▶ **STATED TASK**:
Pictures should be excluded; otherwise, copy every entry exactly.

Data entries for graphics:
= = = = =

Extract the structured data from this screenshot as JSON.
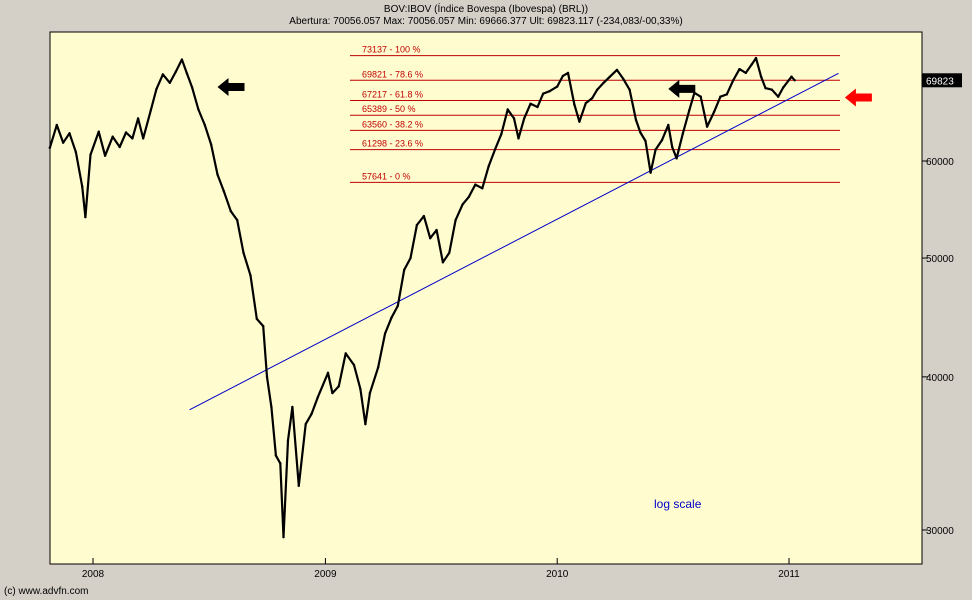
{
  "header": {
    "title": "BOV:IBOV (Índice Bovespa (Ibovespa) (BRL))",
    "stats": "Abertura: 70056.057 Max: 70056.057 Min: 69666.377 Ult: 69823.117 (-234,083/-00,33%)"
  },
  "copyright": "(c) www.advfn.com",
  "colors": {
    "plot_bg": "#fffdd0",
    "frame_bg": "#d4d0c8",
    "price": "#000000",
    "trendline": "#0000c8",
    "fib": "#c00000",
    "arrow_red": "#ff0000",
    "arrow_black": "#000000",
    "last_label_bg": "#000000"
  },
  "chart_data": {
    "type": "line",
    "y_scale": "log",
    "x_ticks": [
      "2008",
      "2009",
      "2010",
      "2011"
    ],
    "y_ticks": [
      30000,
      40000,
      50000,
      60000
    ],
    "last_value_label": "69823",
    "annotation": "log scale",
    "arrows": [
      {
        "color": "black",
        "direction": "left",
        "date": "2008-07-15",
        "value": 68950
      },
      {
        "color": "black",
        "direction": "left",
        "date": "2010-06-25",
        "value": 68700
      },
      {
        "color": "red",
        "direction": "left",
        "date": "2011-03-30",
        "value": 67600
      }
    ],
    "fib_levels": [
      {
        "label": "73137 - 100 %",
        "value": 73137
      },
      {
        "label": "69821 - 78.6 %",
        "value": 69821
      },
      {
        "label": "67217 - 61.8 %",
        "value": 67217
      },
      {
        "label": "65389 - 50 %",
        "value": 65389
      },
      {
        "label": "63560 - 38.2 %",
        "value": 63560
      },
      {
        "label": "61298 - 23.6 %",
        "value": 61298
      },
      {
        "label": "57641 - 0 %",
        "value": 57641
      }
    ],
    "trendline": [
      {
        "date": "2008-06-01",
        "value": 37600
      },
      {
        "date": "2011-03-20",
        "value": 70750
      }
    ],
    "series": [
      {
        "values": [
          [
            "2007-10-25",
            61500
          ],
          [
            "2007-11-05",
            64200
          ],
          [
            "2007-11-15",
            62100
          ],
          [
            "2007-11-25",
            63200
          ],
          [
            "2007-12-05",
            61000
          ],
          [
            "2007-12-15",
            57200
          ],
          [
            "2007-12-20",
            54000
          ],
          [
            "2007-12-28",
            60700
          ],
          [
            "2008-01-10",
            63400
          ],
          [
            "2008-01-20",
            60600
          ],
          [
            "2008-02-01",
            62800
          ],
          [
            "2008-02-12",
            61600
          ],
          [
            "2008-02-22",
            63300
          ],
          [
            "2008-03-03",
            62600
          ],
          [
            "2008-03-12",
            65000
          ],
          [
            "2008-03-20",
            62600
          ],
          [
            "2008-04-01",
            66000
          ],
          [
            "2008-04-10",
            68700
          ],
          [
            "2008-04-20",
            70600
          ],
          [
            "2008-05-01",
            69500
          ],
          [
            "2008-05-10",
            70900
          ],
          [
            "2008-05-20",
            72600
          ],
          [
            "2008-05-28",
            70700
          ],
          [
            "2008-06-05",
            68900
          ],
          [
            "2008-06-15",
            66100
          ],
          [
            "2008-06-25",
            64200
          ],
          [
            "2008-07-05",
            61900
          ],
          [
            "2008-07-15",
            58500
          ],
          [
            "2008-07-25",
            56700
          ],
          [
            "2008-08-05",
            54600
          ],
          [
            "2008-08-15",
            53700
          ],
          [
            "2008-08-25",
            50500
          ],
          [
            "2008-09-05",
            48400
          ],
          [
            "2008-09-15",
            44600
          ],
          [
            "2008-09-25",
            44000
          ],
          [
            "2008-10-01",
            40000
          ],
          [
            "2008-10-08",
            37800
          ],
          [
            "2008-10-15",
            34500
          ],
          [
            "2008-10-22",
            34000
          ],
          [
            "2008-10-27",
            29600
          ],
          [
            "2008-11-03",
            35500
          ],
          [
            "2008-11-10",
            37800
          ],
          [
            "2008-11-20",
            32600
          ],
          [
            "2008-12-01",
            36600
          ],
          [
            "2008-12-10",
            37300
          ],
          [
            "2008-12-20",
            38500
          ],
          [
            "2009-01-05",
            40300
          ],
          [
            "2009-01-12",
            38800
          ],
          [
            "2009-01-22",
            39300
          ],
          [
            "2009-02-02",
            41800
          ],
          [
            "2009-02-15",
            40900
          ],
          [
            "2009-02-25",
            39100
          ],
          [
            "2009-03-05",
            36600
          ],
          [
            "2009-03-12",
            38800
          ],
          [
            "2009-03-25",
            40700
          ],
          [
            "2009-04-05",
            43400
          ],
          [
            "2009-04-15",
            44700
          ],
          [
            "2009-04-25",
            45700
          ],
          [
            "2009-05-05",
            48900
          ],
          [
            "2009-05-15",
            50000
          ],
          [
            "2009-05-25",
            53200
          ],
          [
            "2009-06-05",
            54100
          ],
          [
            "2009-06-15",
            51900
          ],
          [
            "2009-06-25",
            52700
          ],
          [
            "2009-07-05",
            49600
          ],
          [
            "2009-07-15",
            50500
          ],
          [
            "2009-07-25",
            53700
          ],
          [
            "2009-08-05",
            55300
          ],
          [
            "2009-08-15",
            56100
          ],
          [
            "2009-08-25",
            57400
          ],
          [
            "2009-09-05",
            57000
          ],
          [
            "2009-09-15",
            59400
          ],
          [
            "2009-09-25",
            61300
          ],
          [
            "2009-10-05",
            63100
          ],
          [
            "2009-10-15",
            66100
          ],
          [
            "2009-10-25",
            65000
          ],
          [
            "2009-11-01",
            62600
          ],
          [
            "2009-11-10",
            65000
          ],
          [
            "2009-11-20",
            66800
          ],
          [
            "2009-12-01",
            66400
          ],
          [
            "2009-12-10",
            68100
          ],
          [
            "2009-12-20",
            68400
          ],
          [
            "2010-01-01",
            69000
          ],
          [
            "2010-01-10",
            70400
          ],
          [
            "2010-01-18",
            70800
          ],
          [
            "2010-01-28",
            66700
          ],
          [
            "2010-02-05",
            64600
          ],
          [
            "2010-02-15",
            66900
          ],
          [
            "2010-02-25",
            67500
          ],
          [
            "2010-03-05",
            68600
          ],
          [
            "2010-03-15",
            69500
          ],
          [
            "2010-03-25",
            70300
          ],
          [
            "2010-04-05",
            71200
          ],
          [
            "2010-04-15",
            70000
          ],
          [
            "2010-04-25",
            68600
          ],
          [
            "2010-05-05",
            64800
          ],
          [
            "2010-05-12",
            63300
          ],
          [
            "2010-05-20",
            62300
          ],
          [
            "2010-05-28",
            58700
          ],
          [
            "2010-06-05",
            61300
          ],
          [
            "2010-06-15",
            62400
          ],
          [
            "2010-06-25",
            64200
          ],
          [
            "2010-07-01",
            61600
          ],
          [
            "2010-07-08",
            60300
          ],
          [
            "2010-07-18",
            63200
          ],
          [
            "2010-07-28",
            66000
          ],
          [
            "2010-08-05",
            68200
          ],
          [
            "2010-08-15",
            67700
          ],
          [
            "2010-08-25",
            64000
          ],
          [
            "2010-09-05",
            65800
          ],
          [
            "2010-09-15",
            67700
          ],
          [
            "2010-09-25",
            68000
          ],
          [
            "2010-10-05",
            69800
          ],
          [
            "2010-10-15",
            71300
          ],
          [
            "2010-10-25",
            70800
          ],
          [
            "2010-11-03",
            71900
          ],
          [
            "2010-11-10",
            72800
          ],
          [
            "2010-11-18",
            70300
          ],
          [
            "2010-11-25",
            68800
          ],
          [
            "2010-12-05",
            68600
          ],
          [
            "2010-12-15",
            67700
          ],
          [
            "2010-12-23",
            68900
          ],
          [
            "2011-01-05",
            70300
          ],
          [
            "2011-01-10",
            69823
          ]
        ]
      }
    ]
  }
}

= = = = =

▶ **EXPECTED ANSWER**:
Extract the structured data from this screenshot as JSON.
{
  "header": {
    "title": "BOV:IBOV (Índice Bovespa (Ibovespa) (BRL))",
    "stats": "Abertura: 70056.057 Max: 70056.057 Min: 69666.377 Ult: 69823.117 (-234,083/-00,33%)"
  },
  "copyright": "(c) www.advfn.com",
  "colors": {
    "plot_bg": "#fffdd0",
    "frame_bg": "#d4d0c8",
    "price": "#000000",
    "trendline": "#0000c8",
    "fib": "#c00000",
    "arrow_red": "#ff0000",
    "arrow_black": "#000000",
    "last_label_bg": "#000000"
  },
  "chart_data": {
    "type": "line",
    "y_scale": "log",
    "x_ticks": [
      "2008",
      "2009",
      "2010",
      "2011"
    ],
    "y_ticks": [
      30000,
      40000,
      50000,
      60000
    ],
    "last_value_label": "69823",
    "annotation": "log scale",
    "arrows": [
      {
        "color": "black",
        "direction": "left",
        "date": "2008-07-15",
        "value": 68950
      },
      {
        "color": "black",
        "direction": "left",
        "date": "2010-06-25",
        "value": 68700
      },
      {
        "color": "red",
        "direction": "left",
        "date": "2011-03-30",
        "value": 67600
      }
    ],
    "fib_levels": [
      {
        "label": "73137 - 100 %",
        "value": 73137
      },
      {
        "label": "69821 - 78.6 %",
        "value": 69821
      },
      {
        "label": "67217 - 61.8 %",
        "value": 67217
      },
      {
        "label": "65389 - 50 %",
        "value": 65389
      },
      {
        "label": "63560 - 38.2 %",
        "value": 63560
      },
      {
        "label": "61298 - 23.6 %",
        "value": 61298
      },
      {
        "label": "57641 - 0 %",
        "value": 57641
      }
    ],
    "trendline": [
      {
        "date": "2008-06-01",
        "value": 37600
      },
      {
        "date": "2011-03-20",
        "value": 70750
      }
    ],
    "series": [
      {
        "values": [
          [
            "2007-10-25",
            61500
          ],
          [
            "2007-11-05",
            64200
          ],
          [
            "2007-11-15",
            62100
          ],
          [
            "2007-11-25",
            63200
          ],
          [
            "2007-12-05",
            61000
          ],
          [
            "2007-12-15",
            57200
          ],
          [
            "2007-12-20",
            54000
          ],
          [
            "2007-12-28",
            60700
          ],
          [
            "2008-01-10",
            63400
          ],
          [
            "2008-01-20",
            60600
          ],
          [
            "2008-02-01",
            62800
          ],
          [
            "2008-02-12",
            61600
          ],
          [
            "2008-02-22",
            63300
          ],
          [
            "2008-03-03",
            62600
          ],
          [
            "2008-03-12",
            65000
          ],
          [
            "2008-03-20",
            62600
          ],
          [
            "2008-04-01",
            66000
          ],
          [
            "2008-04-10",
            68700
          ],
          [
            "2008-04-20",
            70600
          ],
          [
            "2008-05-01",
            69500
          ],
          [
            "2008-05-10",
            70900
          ],
          [
            "2008-05-20",
            72600
          ],
          [
            "2008-05-28",
            70700
          ],
          [
            "2008-06-05",
            68900
          ],
          [
            "2008-06-15",
            66100
          ],
          [
            "2008-06-25",
            64200
          ],
          [
            "2008-07-05",
            61900
          ],
          [
            "2008-07-15",
            58500
          ],
          [
            "2008-07-25",
            56700
          ],
          [
            "2008-08-05",
            54600
          ],
          [
            "2008-08-15",
            53700
          ],
          [
            "2008-08-25",
            50500
          ],
          [
            "2008-09-05",
            48400
          ],
          [
            "2008-09-15",
            44600
          ],
          [
            "2008-09-25",
            44000
          ],
          [
            "2008-10-01",
            40000
          ],
          [
            "2008-10-08",
            37800
          ],
          [
            "2008-10-15",
            34500
          ],
          [
            "2008-10-22",
            34000
          ],
          [
            "2008-10-27",
            29600
          ],
          [
            "2008-11-03",
            35500
          ],
          [
            "2008-11-10",
            37800
          ],
          [
            "2008-11-20",
            32600
          ],
          [
            "2008-12-01",
            36600
          ],
          [
            "2008-12-10",
            37300
          ],
          [
            "2008-12-20",
            38500
          ],
          [
            "2009-01-05",
            40300
          ],
          [
            "2009-01-12",
            38800
          ],
          [
            "2009-01-22",
            39300
          ],
          [
            "2009-02-02",
            41800
          ],
          [
            "2009-02-15",
            40900
          ],
          [
            "2009-02-25",
            39100
          ],
          [
            "2009-03-05",
            36600
          ],
          [
            "2009-03-12",
            38800
          ],
          [
            "2009-03-25",
            40700
          ],
          [
            "2009-04-05",
            43400
          ],
          [
            "2009-04-15",
            44700
          ],
          [
            "2009-04-25",
            45700
          ],
          [
            "2009-05-05",
            48900
          ],
          [
            "2009-05-15",
            50000
          ],
          [
            "2009-05-25",
            53200
          ],
          [
            "2009-06-05",
            54100
          ],
          [
            "2009-06-15",
            51900
          ],
          [
            "2009-06-25",
            52700
          ],
          [
            "2009-07-05",
            49600
          ],
          [
            "2009-07-15",
            50500
          ],
          [
            "2009-07-25",
            53700
          ],
          [
            "2009-08-05",
            55300
          ],
          [
            "2009-08-15",
            56100
          ],
          [
            "2009-08-25",
            57400
          ],
          [
            "2009-09-05",
            57000
          ],
          [
            "2009-09-15",
            59400
          ],
          [
            "2009-09-25",
            61300
          ],
          [
            "2009-10-05",
            63100
          ],
          [
            "2009-10-15",
            66100
          ],
          [
            "2009-10-25",
            65000
          ],
          [
            "2009-11-01",
            62600
          ],
          [
            "2009-11-10",
            65000
          ],
          [
            "2009-11-20",
            66800
          ],
          [
            "2009-12-01",
            66400
          ],
          [
            "2009-12-10",
            68100
          ],
          [
            "2009-12-20",
            68400
          ],
          [
            "2010-01-01",
            69000
          ],
          [
            "2010-01-10",
            70400
          ],
          [
            "2010-01-18",
            70800
          ],
          [
            "2010-01-28",
            66700
          ],
          [
            "2010-02-05",
            64600
          ],
          [
            "2010-02-15",
            66900
          ],
          [
            "2010-02-25",
            67500
          ],
          [
            "2010-03-05",
            68600
          ],
          [
            "2010-03-15",
            69500
          ],
          [
            "2010-03-25",
            70300
          ],
          [
            "2010-04-05",
            71200
          ],
          [
            "2010-04-15",
            70000
          ],
          [
            "2010-04-25",
            68600
          ],
          [
            "2010-05-05",
            64800
          ],
          [
            "2010-05-12",
            63300
          ],
          [
            "2010-05-20",
            62300
          ],
          [
            "2010-05-28",
            58700
          ],
          [
            "2010-06-05",
            61300
          ],
          [
            "2010-06-15",
            62400
          ],
          [
            "2010-06-25",
            64200
          ],
          [
            "2010-07-01",
            61600
          ],
          [
            "2010-07-08",
            60300
          ],
          [
            "2010-07-18",
            63200
          ],
          [
            "2010-07-28",
            66000
          ],
          [
            "2010-08-05",
            68200
          ],
          [
            "2010-08-15",
            67700
          ],
          [
            "2010-08-25",
            64000
          ],
          [
            "2010-09-05",
            65800
          ],
          [
            "2010-09-15",
            67700
          ],
          [
            "2010-09-25",
            68000
          ],
          [
            "2010-10-05",
            69800
          ],
          [
            "2010-10-15",
            71300
          ],
          [
            "2010-10-25",
            70800
          ],
          [
            "2010-11-03",
            71900
          ],
          [
            "2010-11-10",
            72800
          ],
          [
            "2010-11-18",
            70300
          ],
          [
            "2010-11-25",
            68800
          ],
          [
            "2010-12-05",
            68600
          ],
          [
            "2010-12-15",
            67700
          ],
          [
            "2010-12-23",
            68900
          ],
          [
            "2011-01-05",
            70300
          ],
          [
            "2011-01-10",
            69823
          ]
        ]
      }
    ]
  }
}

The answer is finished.